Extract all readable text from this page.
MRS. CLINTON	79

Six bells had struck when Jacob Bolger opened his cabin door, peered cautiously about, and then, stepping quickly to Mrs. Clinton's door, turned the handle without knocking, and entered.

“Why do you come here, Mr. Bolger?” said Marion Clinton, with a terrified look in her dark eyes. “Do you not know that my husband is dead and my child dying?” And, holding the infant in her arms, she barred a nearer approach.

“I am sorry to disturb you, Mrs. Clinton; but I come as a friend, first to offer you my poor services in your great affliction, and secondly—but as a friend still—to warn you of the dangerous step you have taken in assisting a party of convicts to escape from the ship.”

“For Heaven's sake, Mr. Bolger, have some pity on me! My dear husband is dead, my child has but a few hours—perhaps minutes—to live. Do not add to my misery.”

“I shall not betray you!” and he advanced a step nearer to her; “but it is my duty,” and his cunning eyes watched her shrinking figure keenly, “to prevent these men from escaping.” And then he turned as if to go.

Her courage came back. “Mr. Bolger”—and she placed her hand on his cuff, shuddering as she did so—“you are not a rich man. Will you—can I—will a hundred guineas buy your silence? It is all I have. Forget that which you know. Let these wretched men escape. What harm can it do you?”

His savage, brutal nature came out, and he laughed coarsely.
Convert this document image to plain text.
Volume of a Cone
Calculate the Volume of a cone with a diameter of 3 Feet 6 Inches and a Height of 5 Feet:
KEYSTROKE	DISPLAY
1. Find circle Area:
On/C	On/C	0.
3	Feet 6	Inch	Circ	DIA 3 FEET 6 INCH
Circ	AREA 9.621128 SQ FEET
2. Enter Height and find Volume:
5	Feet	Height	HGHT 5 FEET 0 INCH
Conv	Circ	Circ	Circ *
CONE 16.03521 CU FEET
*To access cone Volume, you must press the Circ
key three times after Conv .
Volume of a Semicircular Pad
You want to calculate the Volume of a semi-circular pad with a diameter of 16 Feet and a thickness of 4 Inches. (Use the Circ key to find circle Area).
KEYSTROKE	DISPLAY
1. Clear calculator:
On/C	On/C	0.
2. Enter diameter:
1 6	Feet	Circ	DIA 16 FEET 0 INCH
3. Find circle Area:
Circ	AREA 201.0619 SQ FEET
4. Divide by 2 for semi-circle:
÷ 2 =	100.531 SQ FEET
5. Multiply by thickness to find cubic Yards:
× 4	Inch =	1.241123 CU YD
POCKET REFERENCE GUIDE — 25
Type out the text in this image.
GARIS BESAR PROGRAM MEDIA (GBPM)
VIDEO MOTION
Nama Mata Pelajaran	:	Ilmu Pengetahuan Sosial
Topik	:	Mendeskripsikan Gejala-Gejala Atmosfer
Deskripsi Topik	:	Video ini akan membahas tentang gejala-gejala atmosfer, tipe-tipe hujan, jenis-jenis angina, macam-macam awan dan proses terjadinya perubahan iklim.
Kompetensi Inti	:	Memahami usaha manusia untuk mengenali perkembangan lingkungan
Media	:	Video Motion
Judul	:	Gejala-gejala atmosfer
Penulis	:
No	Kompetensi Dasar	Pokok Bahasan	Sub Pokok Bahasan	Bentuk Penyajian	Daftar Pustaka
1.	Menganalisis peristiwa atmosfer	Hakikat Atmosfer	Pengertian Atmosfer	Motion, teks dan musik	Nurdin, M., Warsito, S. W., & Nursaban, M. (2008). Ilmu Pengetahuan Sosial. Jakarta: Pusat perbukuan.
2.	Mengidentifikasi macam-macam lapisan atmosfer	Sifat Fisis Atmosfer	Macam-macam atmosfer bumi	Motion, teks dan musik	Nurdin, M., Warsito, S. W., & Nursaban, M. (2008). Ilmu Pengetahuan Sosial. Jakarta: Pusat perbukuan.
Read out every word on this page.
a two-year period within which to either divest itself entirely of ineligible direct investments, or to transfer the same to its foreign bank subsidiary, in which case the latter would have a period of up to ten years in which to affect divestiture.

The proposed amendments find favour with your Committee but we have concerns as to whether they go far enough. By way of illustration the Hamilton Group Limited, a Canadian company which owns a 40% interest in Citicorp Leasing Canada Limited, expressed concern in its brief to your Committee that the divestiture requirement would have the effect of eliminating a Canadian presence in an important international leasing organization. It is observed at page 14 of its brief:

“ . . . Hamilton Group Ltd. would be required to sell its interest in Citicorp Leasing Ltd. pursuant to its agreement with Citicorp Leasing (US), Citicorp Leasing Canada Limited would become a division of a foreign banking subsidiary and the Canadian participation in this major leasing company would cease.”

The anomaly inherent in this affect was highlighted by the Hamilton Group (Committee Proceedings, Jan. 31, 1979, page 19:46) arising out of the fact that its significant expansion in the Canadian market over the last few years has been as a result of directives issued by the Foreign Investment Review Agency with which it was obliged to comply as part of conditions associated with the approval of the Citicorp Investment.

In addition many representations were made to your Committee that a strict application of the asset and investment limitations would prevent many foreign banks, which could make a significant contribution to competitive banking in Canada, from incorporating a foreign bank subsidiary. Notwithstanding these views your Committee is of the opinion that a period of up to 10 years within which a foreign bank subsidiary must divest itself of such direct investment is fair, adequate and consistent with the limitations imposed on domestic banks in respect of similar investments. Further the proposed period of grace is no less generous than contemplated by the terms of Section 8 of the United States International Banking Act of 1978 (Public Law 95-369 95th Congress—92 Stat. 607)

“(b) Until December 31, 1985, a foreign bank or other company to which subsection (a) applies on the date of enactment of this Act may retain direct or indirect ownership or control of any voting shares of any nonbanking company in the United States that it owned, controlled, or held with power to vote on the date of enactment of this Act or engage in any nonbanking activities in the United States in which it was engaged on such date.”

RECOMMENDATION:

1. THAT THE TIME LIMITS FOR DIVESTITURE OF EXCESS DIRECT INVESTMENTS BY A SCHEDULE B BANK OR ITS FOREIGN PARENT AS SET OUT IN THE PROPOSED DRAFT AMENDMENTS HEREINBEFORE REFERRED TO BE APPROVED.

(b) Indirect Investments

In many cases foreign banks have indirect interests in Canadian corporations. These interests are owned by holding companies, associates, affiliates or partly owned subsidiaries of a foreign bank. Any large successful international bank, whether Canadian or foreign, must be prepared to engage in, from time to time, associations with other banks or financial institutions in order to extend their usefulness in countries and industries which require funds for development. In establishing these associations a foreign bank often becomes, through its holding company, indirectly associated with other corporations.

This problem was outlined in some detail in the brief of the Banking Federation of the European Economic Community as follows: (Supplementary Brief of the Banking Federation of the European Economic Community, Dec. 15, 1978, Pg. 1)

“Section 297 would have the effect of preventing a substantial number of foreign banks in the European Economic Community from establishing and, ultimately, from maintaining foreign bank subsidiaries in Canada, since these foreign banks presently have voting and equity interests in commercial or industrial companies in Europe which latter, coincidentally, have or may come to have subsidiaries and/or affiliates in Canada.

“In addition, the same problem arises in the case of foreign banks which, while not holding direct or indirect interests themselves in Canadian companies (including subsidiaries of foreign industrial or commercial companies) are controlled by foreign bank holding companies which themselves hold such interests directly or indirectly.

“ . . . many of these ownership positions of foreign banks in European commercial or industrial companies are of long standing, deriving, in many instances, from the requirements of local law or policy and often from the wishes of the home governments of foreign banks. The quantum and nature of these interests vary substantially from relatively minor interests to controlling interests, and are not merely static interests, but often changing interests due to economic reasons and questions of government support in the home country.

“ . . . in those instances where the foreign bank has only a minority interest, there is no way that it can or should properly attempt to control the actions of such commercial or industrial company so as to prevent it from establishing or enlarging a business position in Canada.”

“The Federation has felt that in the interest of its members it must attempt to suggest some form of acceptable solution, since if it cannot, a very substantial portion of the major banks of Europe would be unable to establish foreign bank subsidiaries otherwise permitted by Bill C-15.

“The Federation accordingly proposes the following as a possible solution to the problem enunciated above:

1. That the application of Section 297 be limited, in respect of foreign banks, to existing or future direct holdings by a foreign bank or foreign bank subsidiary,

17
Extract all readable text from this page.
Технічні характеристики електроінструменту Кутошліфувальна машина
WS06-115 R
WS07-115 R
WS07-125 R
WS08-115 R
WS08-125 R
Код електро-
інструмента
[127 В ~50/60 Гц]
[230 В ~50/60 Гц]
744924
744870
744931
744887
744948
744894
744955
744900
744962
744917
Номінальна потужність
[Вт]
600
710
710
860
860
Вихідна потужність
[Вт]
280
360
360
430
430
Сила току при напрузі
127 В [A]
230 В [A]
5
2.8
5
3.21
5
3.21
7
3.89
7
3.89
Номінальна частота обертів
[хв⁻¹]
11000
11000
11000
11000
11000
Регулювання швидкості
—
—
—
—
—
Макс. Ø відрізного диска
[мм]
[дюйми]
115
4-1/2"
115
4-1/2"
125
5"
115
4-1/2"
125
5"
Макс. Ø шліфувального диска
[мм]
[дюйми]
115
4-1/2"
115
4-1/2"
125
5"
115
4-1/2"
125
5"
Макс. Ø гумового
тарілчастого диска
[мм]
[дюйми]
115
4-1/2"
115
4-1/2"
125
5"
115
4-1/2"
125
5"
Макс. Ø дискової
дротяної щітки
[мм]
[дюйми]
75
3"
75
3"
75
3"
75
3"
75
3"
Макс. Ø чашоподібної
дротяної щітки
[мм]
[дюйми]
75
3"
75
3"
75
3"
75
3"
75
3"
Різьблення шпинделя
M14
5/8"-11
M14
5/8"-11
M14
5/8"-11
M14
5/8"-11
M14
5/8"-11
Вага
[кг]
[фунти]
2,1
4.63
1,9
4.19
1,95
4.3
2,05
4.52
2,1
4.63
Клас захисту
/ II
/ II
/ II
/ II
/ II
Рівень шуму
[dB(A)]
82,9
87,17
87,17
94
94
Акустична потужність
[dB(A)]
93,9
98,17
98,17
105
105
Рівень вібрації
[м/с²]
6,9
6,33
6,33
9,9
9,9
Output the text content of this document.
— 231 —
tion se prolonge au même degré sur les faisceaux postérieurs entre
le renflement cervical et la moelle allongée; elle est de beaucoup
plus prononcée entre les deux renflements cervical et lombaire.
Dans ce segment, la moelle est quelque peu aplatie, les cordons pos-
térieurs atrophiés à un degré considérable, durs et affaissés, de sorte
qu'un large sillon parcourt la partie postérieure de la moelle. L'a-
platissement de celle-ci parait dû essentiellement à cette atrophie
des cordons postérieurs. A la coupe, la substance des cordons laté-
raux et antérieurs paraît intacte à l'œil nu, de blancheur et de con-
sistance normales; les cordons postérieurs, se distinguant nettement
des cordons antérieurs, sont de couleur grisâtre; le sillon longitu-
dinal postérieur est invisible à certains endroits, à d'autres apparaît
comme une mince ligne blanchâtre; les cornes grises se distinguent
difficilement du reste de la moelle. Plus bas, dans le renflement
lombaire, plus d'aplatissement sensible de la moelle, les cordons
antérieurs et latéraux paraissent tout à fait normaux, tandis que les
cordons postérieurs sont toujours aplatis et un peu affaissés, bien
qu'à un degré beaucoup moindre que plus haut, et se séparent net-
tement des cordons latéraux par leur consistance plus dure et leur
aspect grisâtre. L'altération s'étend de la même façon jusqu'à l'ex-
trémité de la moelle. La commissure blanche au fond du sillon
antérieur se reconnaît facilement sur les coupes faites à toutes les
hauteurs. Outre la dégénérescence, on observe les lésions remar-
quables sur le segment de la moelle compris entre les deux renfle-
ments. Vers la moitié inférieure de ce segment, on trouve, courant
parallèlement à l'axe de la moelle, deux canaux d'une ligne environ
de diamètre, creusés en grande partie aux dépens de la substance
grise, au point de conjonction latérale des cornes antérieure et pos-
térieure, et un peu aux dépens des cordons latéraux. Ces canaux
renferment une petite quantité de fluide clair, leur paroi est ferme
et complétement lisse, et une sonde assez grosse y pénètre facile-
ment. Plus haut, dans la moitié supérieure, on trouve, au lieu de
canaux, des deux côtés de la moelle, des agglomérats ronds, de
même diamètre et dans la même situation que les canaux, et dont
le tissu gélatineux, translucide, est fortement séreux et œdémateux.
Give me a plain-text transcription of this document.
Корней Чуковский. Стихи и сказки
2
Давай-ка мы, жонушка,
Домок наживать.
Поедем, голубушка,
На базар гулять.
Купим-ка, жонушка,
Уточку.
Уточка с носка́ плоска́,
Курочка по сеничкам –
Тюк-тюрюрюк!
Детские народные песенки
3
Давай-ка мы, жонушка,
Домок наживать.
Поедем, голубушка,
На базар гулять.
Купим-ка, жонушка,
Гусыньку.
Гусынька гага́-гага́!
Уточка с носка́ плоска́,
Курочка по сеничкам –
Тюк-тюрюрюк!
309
────────────────────
Among the records above, find each line holding the string "document" and pull it out.

Convert this document image to plain text.
Output the text content of this document.
Give me a plain-text transcription of this document.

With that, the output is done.